:: Data rows

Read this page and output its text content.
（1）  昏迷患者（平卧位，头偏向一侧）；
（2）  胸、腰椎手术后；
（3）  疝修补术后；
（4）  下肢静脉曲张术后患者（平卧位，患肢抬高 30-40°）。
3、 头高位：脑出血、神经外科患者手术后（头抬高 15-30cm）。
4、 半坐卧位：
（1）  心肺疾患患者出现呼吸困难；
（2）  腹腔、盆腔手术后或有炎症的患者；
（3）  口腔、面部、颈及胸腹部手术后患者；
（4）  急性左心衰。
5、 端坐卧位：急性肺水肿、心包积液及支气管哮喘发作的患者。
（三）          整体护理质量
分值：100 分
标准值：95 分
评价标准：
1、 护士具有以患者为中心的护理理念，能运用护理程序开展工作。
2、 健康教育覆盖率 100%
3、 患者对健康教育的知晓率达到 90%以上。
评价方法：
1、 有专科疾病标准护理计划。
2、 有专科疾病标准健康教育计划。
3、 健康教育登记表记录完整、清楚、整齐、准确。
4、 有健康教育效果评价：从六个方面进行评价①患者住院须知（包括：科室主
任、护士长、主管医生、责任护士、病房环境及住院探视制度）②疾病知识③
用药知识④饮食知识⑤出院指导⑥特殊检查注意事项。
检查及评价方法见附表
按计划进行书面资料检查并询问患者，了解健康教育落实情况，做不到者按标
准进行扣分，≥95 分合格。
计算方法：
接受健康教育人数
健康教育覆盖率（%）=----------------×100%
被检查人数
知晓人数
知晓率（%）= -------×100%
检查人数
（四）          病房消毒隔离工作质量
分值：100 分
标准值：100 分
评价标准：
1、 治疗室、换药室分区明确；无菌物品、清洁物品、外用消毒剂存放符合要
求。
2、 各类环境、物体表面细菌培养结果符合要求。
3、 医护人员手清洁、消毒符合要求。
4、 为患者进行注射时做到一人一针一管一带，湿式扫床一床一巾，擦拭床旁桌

::::

#### Required work
Each line of the listing above should be output exactly.

#### Expected output
Read this page and output its text content.
（1）  昏迷患者（平卧位，头偏向一侧）；
（2）  胸、腰椎手术后；
（3）  疝修补术后；
（4）  下肢静脉曲张术后患者（平卧位，患肢抬高 30-40°）。
3、 头高位：脑出血、神经外科患者手术后（头抬高 15-30cm）。
4、 半坐卧位：
（1）  心肺疾患患者出现呼吸困难；
（2）  腹腔、盆腔手术后或有炎症的患者；
（3）  口腔、面部、颈及胸腹部手术后患者；
（4）  急性左心衰。
5、 端坐卧位：急性肺水肿、心包积液及支气管哮喘发作的患者。
（三）          整体护理质量
分值：100 分
标准值：95 分
评价标准：
1、 护士具有以患者为中心的护理理念，能运用护理程序开展工作。
2、 健康教育覆盖率 100%
3、 患者对健康教育的知晓率达到 90%以上。
评价方法：
1、 有专科疾病标准护理计划。
2、 有专科疾病标准健康教育计划。
3、 健康教育登记表记录完整、清楚、整齐、准确。
4、 有健康教育效果评价：从六个方面进行评价①患者住院须知（包括：科室主
任、护士长、主管医生、责任护士、病房环境及住院探视制度）②疾病知识③
用药知识④饮食知识⑤出院指导⑥特殊检查注意事项。
检查及评价方法见附表
按计划进行书面资料检查并询问患者，了解健康教育落实情况，做不到者按标
准进行扣分，≥95 分合格。
计算方法：
接受健康教育人数
健康教育覆盖率（%）=----------------×100%
被检查人数
知晓人数
知晓率（%）= -------×100%
检查人数
（四）          病房消毒隔离工作质量
分值：100 分
标准值：100 分
评价标准：
1、 治疗室、换药室分区明确；无菌物品、清洁物品、外用消毒剂存放符合要
求。
2、 各类环境、物体表面细菌培养结果符合要求。
3、 医护人员手清洁、消毒符合要求。
4、 为患者进行注射时做到一人一针一管一带，湿式扫床一床一巾，擦拭床旁桌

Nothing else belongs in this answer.